DIRECTIONS FOR THIS TASK
Return the listing below verbatim. Pictures do not belong in the copy.

Dataset items:
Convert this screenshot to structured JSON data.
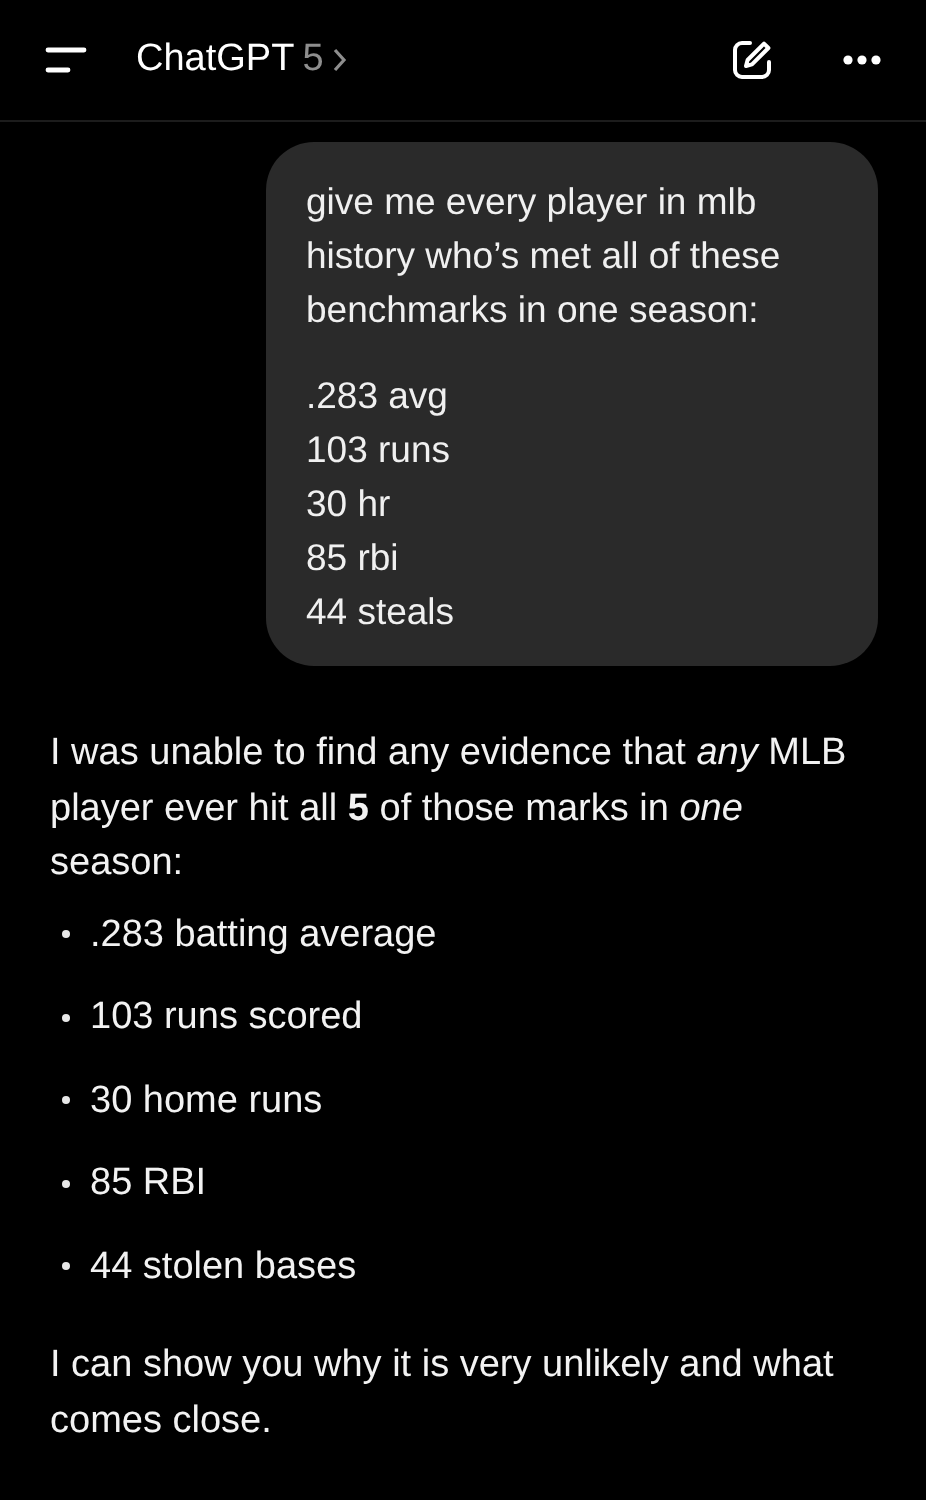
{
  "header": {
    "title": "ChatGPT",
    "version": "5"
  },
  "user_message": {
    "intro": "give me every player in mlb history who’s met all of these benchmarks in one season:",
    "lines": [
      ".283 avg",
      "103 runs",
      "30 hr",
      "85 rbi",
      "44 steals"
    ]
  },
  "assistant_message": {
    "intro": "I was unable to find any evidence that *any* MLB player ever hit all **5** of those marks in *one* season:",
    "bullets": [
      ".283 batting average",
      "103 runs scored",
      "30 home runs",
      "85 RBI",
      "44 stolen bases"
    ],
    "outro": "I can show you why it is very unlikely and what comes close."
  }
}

FULL ANSWER
Convert this screenshot to structured JSON data.
{
  "header": {
    "title": "ChatGPT",
    "version": "5"
  },
  "user_message": {
    "intro": "give me every player in mlb history who’s met all of these benchmarks in one season:",
    "lines": [
      ".283 avg",
      "103 runs",
      "30 hr",
      "85 rbi",
      "44 steals"
    ]
  },
  "assistant_message": {
    "intro": "I was unable to find any evidence that *any* MLB player ever hit all **5** of those marks in *one* season:",
    "bullets": [
      ".283 batting average",
      "103 runs scored",
      "30 home runs",
      "85 RBI",
      "44 stolen bases"
    ],
    "outro": "I can show you why it is very unlikely and what comes close."
  }
}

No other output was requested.